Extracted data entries
--- Begin ---

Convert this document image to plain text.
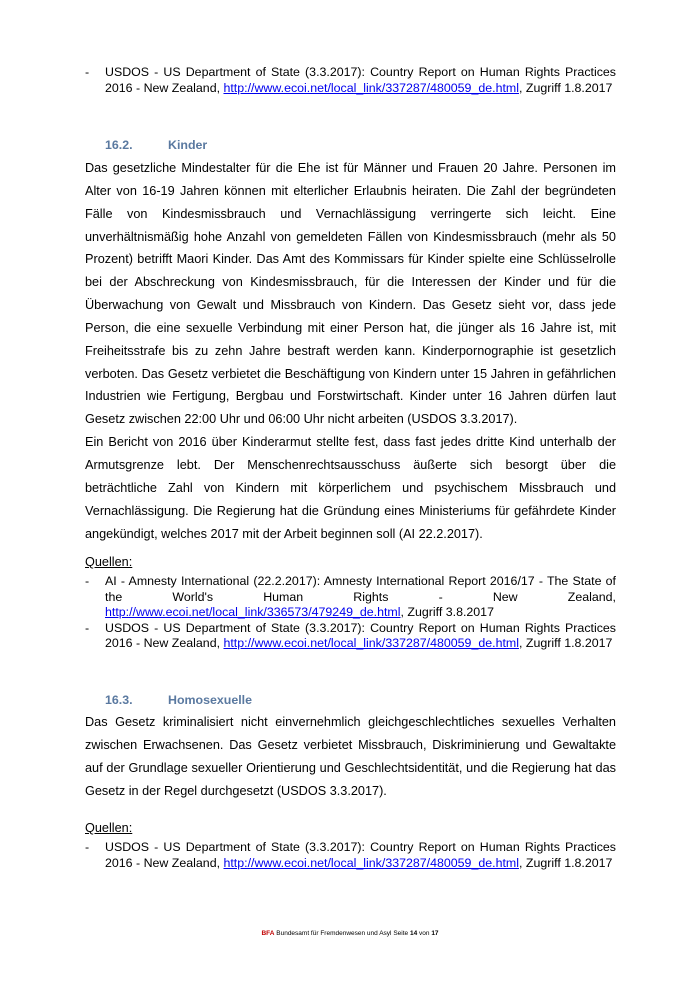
- USDOS - US Department of State (3.3.2017): Country Report on Human Rights Practices 2016 - New Zealand, http://www.ecoi.net/local_link/337287/480059_de.html, Zugriff 1.8.2017
16.2.	Kinder

Das gesetzliche Mindestalter für die Ehe ist für Männer und Frauen 20 Jahre. Personen im Alter von 16-19 Jahren können mit elterlicher Erlaubnis heiraten. Die Zahl der begründeten Fälle von Kindesmissbrauch und Vernachlässigung verringerte sich leicht. Eine unverhältnismäßig hohe Anzahl von gemeldeten Fällen von Kindesmissbrauch (mehr als 50 Prozent) betrifft Maori Kinder. Das Amt des Kommissars für Kinder spielte eine Schlüsselrolle bei der Abschreckung von Kindesmissbrauch, für die Interessen der Kinder und für die Überwachung von Gewalt und Missbrauch von Kindern. Das Gesetz sieht vor, dass jede Person, die eine sexuelle Verbindung mit einer Person hat, die jünger als 16 Jahre ist, mit Freiheitsstrafe bis zu zehn Jahre bestraft werden kann. Kinderpornographie ist gesetzlich verboten. Das Gesetz verbietet die Beschäftigung von Kindern unter 15 Jahren in gefährlichen Industrien wie Fertigung, Bergbau und Forstwirtschaft. Kinder unter 16 Jahren dürfen laut Gesetz zwischen 22:00 Uhr und 06:00 Uhr nicht arbeiten (USDOS 3.3.2017).

Ein Bericht von 2016 über Kinderarmut stellte fest, dass fast jedes dritte Kind unterhalb der Armutsgrenze lebt. Der Menschenrechtsausschuss äußerte sich besorgt über die beträchtliche Zahl von Kindern mit körperlichem und psychischem Missbrauch und Vernachlässigung. Die Regierung hat die Gründung eines Ministeriums für gefährdete Kinder angekündigt, welches 2017 mit der Arbeit beginnen soll (AI 22.2.2017).

Quellen:
- AI - Amnesty International (22.2.2017): Amnesty International Report 2016/17 - The State of the World's Human Rights - New Zealand, http://www.ecoi.net/local_link/336573/479249_de.html, Zugriff 3.8.2017
- USDOS - US Department of State (3.3.2017): Country Report on Human Rights Practices 2016 - New Zealand, http://www.ecoi.net/local_link/337287/480059_de.html, Zugriff 1.8.2017
16.3.	Homosexuelle

Das Gesetz kriminalisiert nicht einvernehmlich gleichgeschlechtliches sexuelles Verhalten zwischen Erwachsenen. Das Gesetz verbietet Missbrauch, Diskriminierung und Gewaltakte auf der Grundlage sexueller Orientierung und Geschlechtsidentität, und die Regierung hat das Gesetz in der Regel durchgesetzt (USDOS 3.3.2017).

Quellen:
- USDOS - US Department of State (3.3.2017): Country Report on Human Rights Practices 2016 - New Zealand, http://www.ecoi.net/local_link/337287/480059_de.html, Zugriff 1.8.2017
BFA Bundesamt für Fremdenwesen und Asyl Seite 14 von 17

--- End ---

Without the pictures, write out the whole listing above exactly as it appears.

Convert this document image to plain text.
- USDOS - US Department of State (3.3.2017): Country Report on Human Rights Practices 2016 - New Zealand, http://www.ecoi.net/local_link/337287/480059_de.html, Zugriff 1.8.2017
16.2.	Kinder

Das gesetzliche Mindestalter für die Ehe ist für Männer und Frauen 20 Jahre. Personen im Alter von 16-19 Jahren können mit elterlicher Erlaubnis heiraten. Die Zahl der begründeten Fälle von Kindesmissbrauch und Vernachlässigung verringerte sich leicht. Eine unverhältnismäßig hohe Anzahl von gemeldeten Fällen von Kindesmissbrauch (mehr als 50 Prozent) betrifft Maori Kinder. Das Amt des Kommissars für Kinder spielte eine Schlüsselrolle bei der Abschreckung von Kindesmissbrauch, für die Interessen der Kinder und für die Überwachung von Gewalt und Missbrauch von Kindern. Das Gesetz sieht vor, dass jede Person, die eine sexuelle Verbindung mit einer Person hat, die jünger als 16 Jahre ist, mit Freiheitsstrafe bis zu zehn Jahre bestraft werden kann. Kinderpornographie ist gesetzlich verboten. Das Gesetz verbietet die Beschäftigung von Kindern unter 15 Jahren in gefährlichen Industrien wie Fertigung, Bergbau und Forstwirtschaft. Kinder unter 16 Jahren dürfen laut Gesetz zwischen 22:00 Uhr und 06:00 Uhr nicht arbeiten (USDOS 3.3.2017).

Ein Bericht von 2016 über Kinderarmut stellte fest, dass fast jedes dritte Kind unterhalb der Armutsgrenze lebt. Der Menschenrechtsausschuss äußerte sich besorgt über die beträchtliche Zahl von Kindern mit körperlichem und psychischem Missbrauch und Vernachlässigung. Die Regierung hat die Gründung eines Ministeriums für gefährdete Kinder angekündigt, welches 2017 mit der Arbeit beginnen soll (AI 22.2.2017).

Quellen:
- AI - Amnesty International (22.2.2017): Amnesty International Report 2016/17 - The State of the World's Human Rights - New Zealand, http://www.ecoi.net/local_link/336573/479249_de.html, Zugriff 3.8.2017
- USDOS - US Department of State (3.3.2017): Country Report on Human Rights Practices 2016 - New Zealand, http://www.ecoi.net/local_link/337287/480059_de.html, Zugriff 1.8.2017
16.3.	Homosexuelle

Das Gesetz kriminalisiert nicht einvernehmlich gleichgeschlechtliches sexuelles Verhalten zwischen Erwachsenen. Das Gesetz verbietet Missbrauch, Diskriminierung und Gewaltakte auf der Grundlage sexueller Orientierung und Geschlechtsidentität, und die Regierung hat das Gesetz in der Regel durchgesetzt (USDOS 3.3.2017).

Quellen:
- USDOS - US Department of State (3.3.2017): Country Report on Human Rights Practices 2016 - New Zealand, http://www.ecoi.net/local_link/337287/480059_de.html, Zugriff 1.8.2017
BFA Bundesamt für Fremdenwesen und Asyl Seite 14 von 17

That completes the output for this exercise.